Reproduce the records that follow in full, excluding any picture they contain.

— START OF MATERIAL FOR THE TASK —

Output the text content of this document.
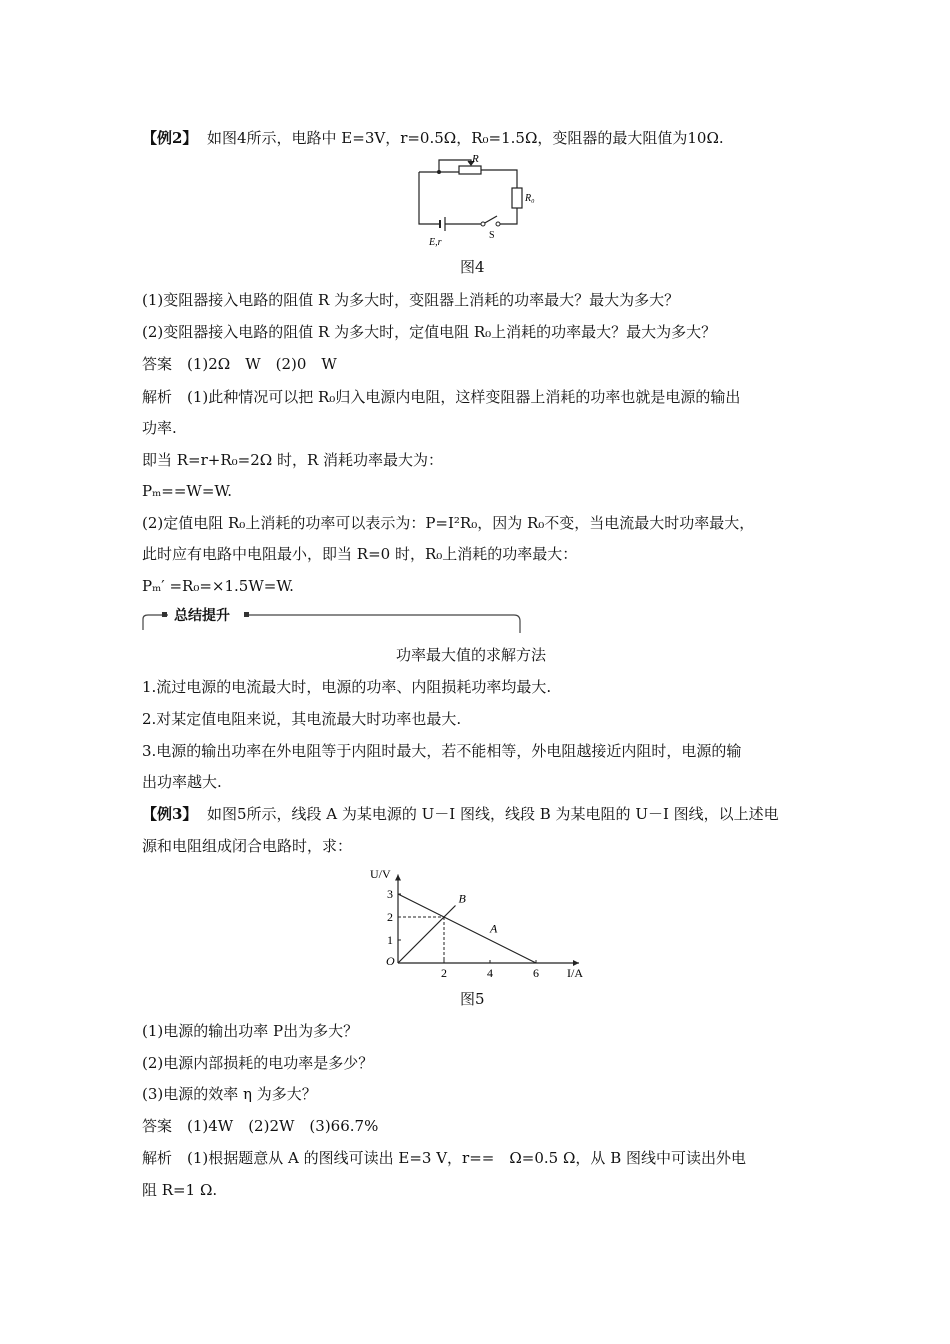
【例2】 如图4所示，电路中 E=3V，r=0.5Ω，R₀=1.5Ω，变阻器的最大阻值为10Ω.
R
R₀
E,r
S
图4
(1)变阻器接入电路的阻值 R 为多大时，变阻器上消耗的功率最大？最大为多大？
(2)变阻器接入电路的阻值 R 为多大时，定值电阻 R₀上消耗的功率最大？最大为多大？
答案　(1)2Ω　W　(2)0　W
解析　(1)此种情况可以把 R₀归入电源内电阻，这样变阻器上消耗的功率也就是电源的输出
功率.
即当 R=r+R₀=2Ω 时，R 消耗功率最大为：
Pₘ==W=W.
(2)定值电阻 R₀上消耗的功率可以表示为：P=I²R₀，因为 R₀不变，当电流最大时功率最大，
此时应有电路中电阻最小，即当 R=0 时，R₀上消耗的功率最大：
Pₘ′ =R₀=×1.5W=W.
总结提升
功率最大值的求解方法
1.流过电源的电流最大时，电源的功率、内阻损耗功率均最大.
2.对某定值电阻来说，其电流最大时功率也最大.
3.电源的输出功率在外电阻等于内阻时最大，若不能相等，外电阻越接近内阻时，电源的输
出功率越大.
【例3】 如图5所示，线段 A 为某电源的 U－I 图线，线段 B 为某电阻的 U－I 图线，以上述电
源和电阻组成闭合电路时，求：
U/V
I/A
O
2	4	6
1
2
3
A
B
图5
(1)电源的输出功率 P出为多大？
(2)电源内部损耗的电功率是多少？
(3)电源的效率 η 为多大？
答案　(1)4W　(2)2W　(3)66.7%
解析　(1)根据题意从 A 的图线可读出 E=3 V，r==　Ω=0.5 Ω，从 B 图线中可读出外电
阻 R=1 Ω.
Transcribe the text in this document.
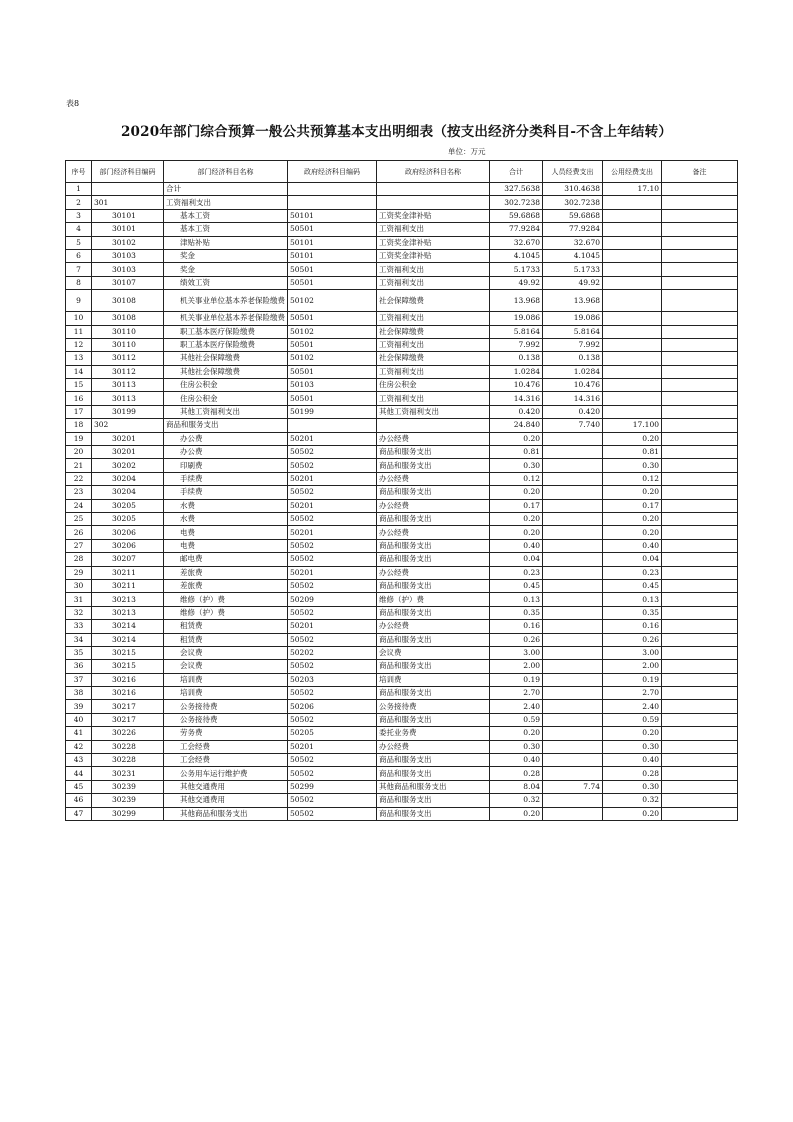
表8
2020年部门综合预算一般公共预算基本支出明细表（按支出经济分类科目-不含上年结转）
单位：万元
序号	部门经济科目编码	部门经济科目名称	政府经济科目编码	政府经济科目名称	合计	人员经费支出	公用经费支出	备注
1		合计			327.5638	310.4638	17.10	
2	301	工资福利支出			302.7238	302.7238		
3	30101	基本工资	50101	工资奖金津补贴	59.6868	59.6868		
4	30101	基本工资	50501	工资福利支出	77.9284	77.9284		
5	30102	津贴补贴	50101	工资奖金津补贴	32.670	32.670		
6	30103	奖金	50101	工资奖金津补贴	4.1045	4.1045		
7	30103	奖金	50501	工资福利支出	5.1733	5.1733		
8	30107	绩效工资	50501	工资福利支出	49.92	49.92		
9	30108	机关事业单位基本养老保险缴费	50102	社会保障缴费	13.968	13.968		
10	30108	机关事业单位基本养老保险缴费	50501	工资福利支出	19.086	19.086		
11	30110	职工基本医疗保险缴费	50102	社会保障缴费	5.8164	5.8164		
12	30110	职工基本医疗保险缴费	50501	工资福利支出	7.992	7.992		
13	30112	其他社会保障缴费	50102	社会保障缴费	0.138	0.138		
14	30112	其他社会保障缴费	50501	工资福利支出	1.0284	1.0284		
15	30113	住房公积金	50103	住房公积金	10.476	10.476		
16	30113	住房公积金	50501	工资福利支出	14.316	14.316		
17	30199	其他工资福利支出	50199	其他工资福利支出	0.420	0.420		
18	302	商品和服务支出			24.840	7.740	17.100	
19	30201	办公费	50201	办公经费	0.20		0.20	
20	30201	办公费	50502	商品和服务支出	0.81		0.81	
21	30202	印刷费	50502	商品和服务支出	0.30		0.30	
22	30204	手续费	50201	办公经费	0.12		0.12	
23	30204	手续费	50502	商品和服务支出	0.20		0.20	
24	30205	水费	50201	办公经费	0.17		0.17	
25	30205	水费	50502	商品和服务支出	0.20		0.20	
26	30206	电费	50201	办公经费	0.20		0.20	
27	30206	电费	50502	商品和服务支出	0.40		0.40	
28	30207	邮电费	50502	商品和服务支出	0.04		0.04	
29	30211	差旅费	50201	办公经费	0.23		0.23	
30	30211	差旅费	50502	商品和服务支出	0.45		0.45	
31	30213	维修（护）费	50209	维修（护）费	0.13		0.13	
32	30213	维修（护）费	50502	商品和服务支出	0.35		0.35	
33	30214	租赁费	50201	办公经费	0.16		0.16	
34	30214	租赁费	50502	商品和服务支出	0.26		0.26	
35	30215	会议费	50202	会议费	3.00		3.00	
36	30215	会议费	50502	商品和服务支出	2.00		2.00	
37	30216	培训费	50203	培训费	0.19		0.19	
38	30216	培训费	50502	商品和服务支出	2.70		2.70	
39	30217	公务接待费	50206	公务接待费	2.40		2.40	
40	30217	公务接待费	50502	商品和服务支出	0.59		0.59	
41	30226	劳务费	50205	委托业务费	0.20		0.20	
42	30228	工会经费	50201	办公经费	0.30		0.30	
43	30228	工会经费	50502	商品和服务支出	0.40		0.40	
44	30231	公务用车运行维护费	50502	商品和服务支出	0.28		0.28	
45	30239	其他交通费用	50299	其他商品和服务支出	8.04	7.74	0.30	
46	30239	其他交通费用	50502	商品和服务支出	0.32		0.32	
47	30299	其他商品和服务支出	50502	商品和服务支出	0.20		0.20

— END OF MATERIAL FOR THE TASK —

SOLUTION FOR THIS PROBLEM:
Output the text content of this document.
【例2】 如图4所示，电路中 E=3V，r=0.5Ω，R₀=1.5Ω，变阻器的最大阻值为10Ω.
R
R₀
E,r
S
图4
(1)变阻器接入电路的阻值 R 为多大时，变阻器上消耗的功率最大？最大为多大？
(2)变阻器接入电路的阻值 R 为多大时，定值电阻 R₀上消耗的功率最大？最大为多大？
答案　(1)2Ω　W　(2)0　W
解析　(1)此种情况可以把 R₀归入电源内电阻，这样变阻器上消耗的功率也就是电源的输出
功率.
即当 R=r+R₀=2Ω 时，R 消耗功率最大为：
Pₘ==W=W.
(2)定值电阻 R₀上消耗的功率可以表示为：P=I²R₀，因为 R₀不变，当电流最大时功率最大，
此时应有电路中电阻最小，即当 R=0 时，R₀上消耗的功率最大：
Pₘ′ =R₀=×1.5W=W.
总结提升
功率最大值的求解方法
1.流过电源的电流最大时，电源的功率、内阻损耗功率均最大.
2.对某定值电阻来说，其电流最大时功率也最大.
3.电源的输出功率在外电阻等于内阻时最大，若不能相等，外电阻越接近内阻时，电源的输
出功率越大.
【例3】 如图5所示，线段 A 为某电源的 U－I 图线，线段 B 为某电阻的 U－I 图线，以上述电
源和电阻组成闭合电路时，求：
U/V
I/A
O
2	4	6
1
2
3
A
B
图5
(1)电源的输出功率 P出为多大？
(2)电源内部损耗的电功率是多少？
(3)电源的效率 η 为多大？
答案　(1)4W　(2)2W　(3)66.7%
解析　(1)根据题意从 A 的图线可读出 E=3 V，r==　Ω=0.5 Ω，从 B 图线中可读出外电
阻 R=1 Ω.
Transcribe the text in this document.
表8
2020年部门综合预算一般公共预算基本支出明细表（按支出经济分类科目-不含上年结转）
单位：万元
序号	部门经济科目编码	部门经济科目名称	政府经济科目编码	政府经济科目名称	合计	人员经费支出	公用经费支出	备注
1		合计			327.5638	310.4638	17.10	
2	301	工资福利支出			302.7238	302.7238		
3	30101	基本工资	50101	工资奖金津补贴	59.6868	59.6868		
4	30101	基本工资	50501	工资福利支出	77.9284	77.9284		
5	30102	津贴补贴	50101	工资奖金津补贴	32.670	32.670		
6	30103	奖金	50101	工资奖金津补贴	4.1045	4.1045		
7	30103	奖金	50501	工资福利支出	5.1733	5.1733		
8	30107	绩效工资	50501	工资福利支出	49.92	49.92		
9	30108	机关事业单位基本养老保险缴费	50102	社会保障缴费	13.968	13.968		
10	30108	机关事业单位基本养老保险缴费	50501	工资福利支出	19.086	19.086		
11	30110	职工基本医疗保险缴费	50102	社会保障缴费	5.8164	5.8164		
12	30110	职工基本医疗保险缴费	50501	工资福利支出	7.992	7.992		
13	30112	其他社会保障缴费	50102	社会保障缴费	0.138	0.138		
14	30112	其他社会保障缴费	50501	工资福利支出	1.0284	1.0284		
15	30113	住房公积金	50103	住房公积金	10.476	10.476		
16	30113	住房公积金	50501	工资福利支出	14.316	14.316		
17	30199	其他工资福利支出	50199	其他工资福利支出	0.420	0.420		
18	302	商品和服务支出			24.840	7.740	17.100	
19	30201	办公费	50201	办公经费	0.20		0.20	
20	30201	办公费	50502	商品和服务支出	0.81		0.81	
21	30202	印刷费	50502	商品和服务支出	0.30		0.30	
22	30204	手续费	50201	办公经费	0.12		0.12	
23	30204	手续费	50502	商品和服务支出	0.20		0.20	
24	30205	水费	50201	办公经费	0.17		0.17	
25	30205	水费	50502	商品和服务支出	0.20		0.20	
26	30206	电费	50201	办公经费	0.20		0.20	
27	30206	电费	50502	商品和服务支出	0.40		0.40	
28	30207	邮电费	50502	商品和服务支出	0.04		0.04	
29	30211	差旅费	50201	办公经费	0.23		0.23	
30	30211	差旅费	50502	商品和服务支出	0.45		0.45	
31	30213	维修（护）费	50209	维修（护）费	0.13		0.13	
32	30213	维修（护）费	50502	商品和服务支出	0.35		0.35	
33	30214	租赁费	50201	办公经费	0.16		0.16	
34	30214	租赁费	50502	商品和服务支出	0.26		0.26	
35	30215	会议费	50202	会议费	3.00		3.00	
36	30215	会议费	50502	商品和服务支出	2.00		2.00	
37	30216	培训费	50203	培训费	0.19		0.19	
38	30216	培训费	50502	商品和服务支出	2.70		2.70	
39	30217	公务接待费	50206	公务接待费	2.40		2.40	
40	30217	公务接待费	50502	商品和服务支出	0.59		0.59	
41	30226	劳务费	50205	委托业务费	0.20		0.20	
42	30228	工会经费	50201	办公经费	0.30		0.30	
43	30228	工会经费	50502	商品和服务支出	0.40		0.40	
44	30231	公务用车运行维护费	50502	商品和服务支出	0.28		0.28	
45	30239	其他交通费用	50299	其他商品和服务支出	8.04	7.74	0.30	
46	30239	其他交通费用	50502	商品和服务支出	0.32		0.32	
47	30299	其他商品和服务支出	50502	商品和服务支出	0.20		0.20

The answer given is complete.